**** DATASET EXTRACT

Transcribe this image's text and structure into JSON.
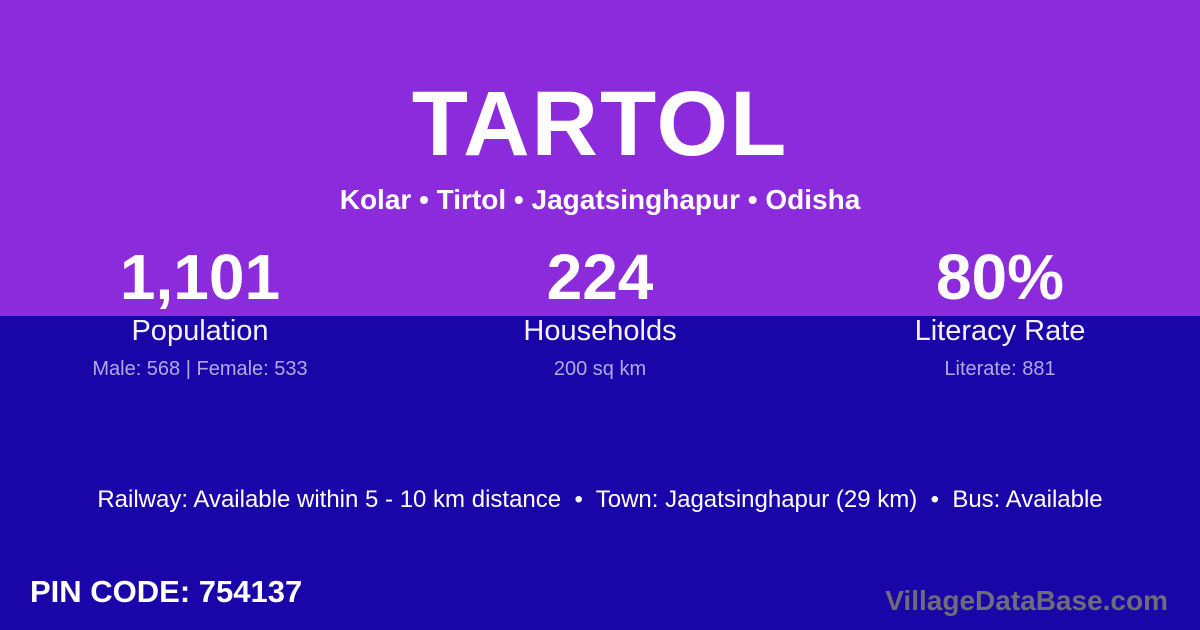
{
  "page": {
    "title": "TARTOL",
    "subtitle": "Kolar • Tirtol • Jagatsinghapur • Odisha",
    "stats": [
      {
        "value": "1,101",
        "label": "Population",
        "detail": "Male: 568 | Female: 533"
      },
      {
        "value": "224",
        "label": "Households",
        "detail": "200 sq km"
      },
      {
        "value": "80%",
        "label": "Literacy Rate",
        "detail": "Literate: 881"
      }
    ],
    "transport_line": "Railway: Available within 5 - 10 km distance  •  Town: Jagatsinghapur (29 km)  •  Bus: Available",
    "pin_code_label": "PIN CODE: 754137",
    "watermark": "VillageDataBase.com",
    "colors": {
      "top_bg": "#8C2BDC",
      "bottom_bg": "#1A05A8",
      "detail_text": "#B3A8E6",
      "watermark_text": "#6E6C79"
    }
  }
}
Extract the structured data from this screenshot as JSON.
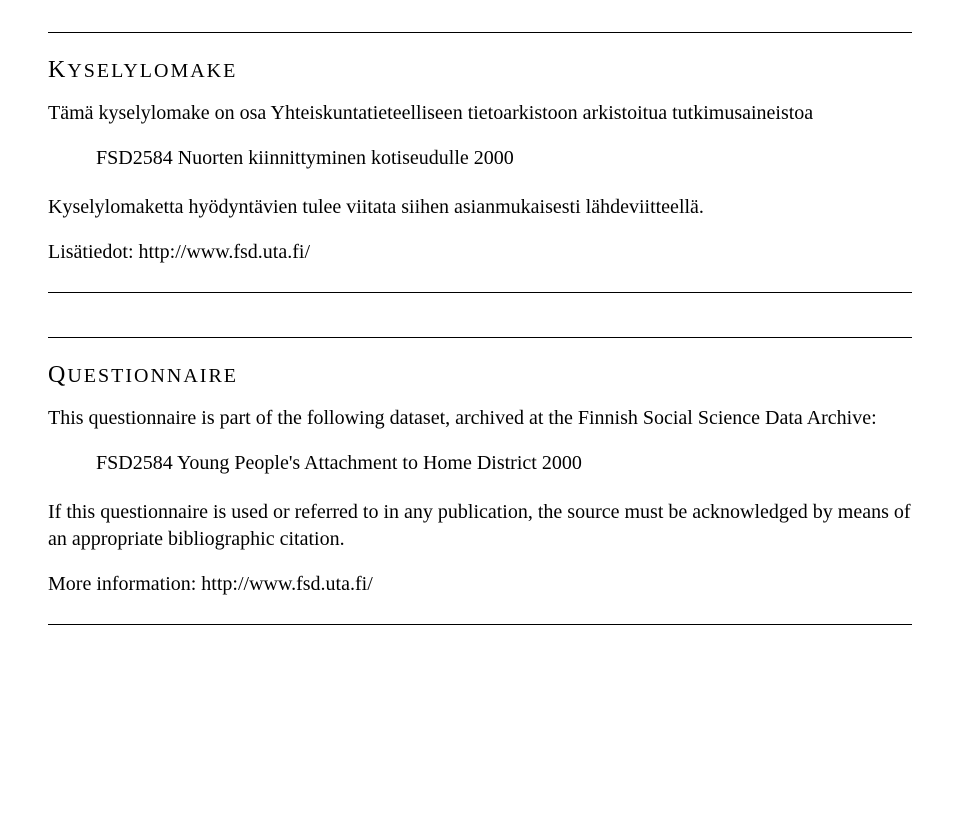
{
  "finnish": {
    "heading_first": "K",
    "heading_rest": "YSELYLOMAKE",
    "intro": "Tämä kyselylomake on osa Yhteiskuntatieteelliseen tietoarkistoon arkistoitua tutkimusaineistoa",
    "dataset": "FSD2584 Nuorten kiinnittyminen kotiseudulle 2000",
    "cite": "Kyselylomaketta hyödyntävien tulee viitata siihen asianmukaisesti lähdeviitteellä.",
    "moreinfo": "Lisätiedot: http://www.fsd.uta.fi/"
  },
  "english": {
    "heading_first": "Q",
    "heading_rest": "UESTIONNAIRE",
    "intro": "This questionnaire is part of the following dataset, archived at the Finnish Social Science Data Archive:",
    "dataset": "FSD2584 Young People's Attachment to Home District 2000",
    "cite": "If this questionnaire is used or referred to in any publication, the source must be acknowledged by means of an appropriate bibliographic citation.",
    "moreinfo": "More information: http://www.fsd.uta.fi/"
  }
}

********

» OBJECTIVE:
Copy every record above exactly, leaving out any pictures.

» ANSWER TO THE EXERCISE:
Transcribe this image's text and structure into JSON.
{
  "page": {
    "title": "TARTOL",
    "subtitle": "Kolar • Tirtol • Jagatsinghapur • Odisha",
    "stats": [
      {
        "value": "1,101",
        "label": "Population",
        "detail": "Male: 568 | Female: 533"
      },
      {
        "value": "224",
        "label": "Households",
        "detail": "200 sq km"
      },
      {
        "value": "80%",
        "label": "Literacy Rate",
        "detail": "Literate: 881"
      }
    ],
    "transport_line": "Railway: Available within 5 - 10 km distance  •  Town: Jagatsinghapur (29 km)  •  Bus: Available",
    "pin_code_label": "PIN CODE: 754137",
    "watermark": "VillageDataBase.com",
    "colors": {
      "top_bg": "#8C2BDC",
      "bottom_bg": "#1A05A8",
      "detail_text": "#B3A8E6",
      "watermark_text": "#6E6C79"
    }
  }
}
Extract the structured data from this screenshot as JSON.
{
  "finnish": {
    "heading_first": "K",
    "heading_rest": "YSELYLOMAKE",
    "intro": "Tämä kyselylomake on osa Yhteiskuntatieteelliseen tietoarkistoon arkistoitua tutkimusaineistoa",
    "dataset": "FSD2584 Nuorten kiinnittyminen kotiseudulle 2000",
    "cite": "Kyselylomaketta hyödyntävien tulee viitata siihen asianmukaisesti lähdeviitteellä.",
    "moreinfo": "Lisätiedot: http://www.fsd.uta.fi/"
  },
  "english": {
    "heading_first": "Q",
    "heading_rest": "UESTIONNAIRE",
    "intro": "This questionnaire is part of the following dataset, archived at the Finnish Social Science Data Archive:",
    "dataset": "FSD2584 Young People's Attachment to Home District 2000",
    "cite": "If this questionnaire is used or referred to in any publication, the source must be acknowledged by means of an appropriate bibliographic citation.",
    "moreinfo": "More information: http://www.fsd.uta.fi/"
  }
}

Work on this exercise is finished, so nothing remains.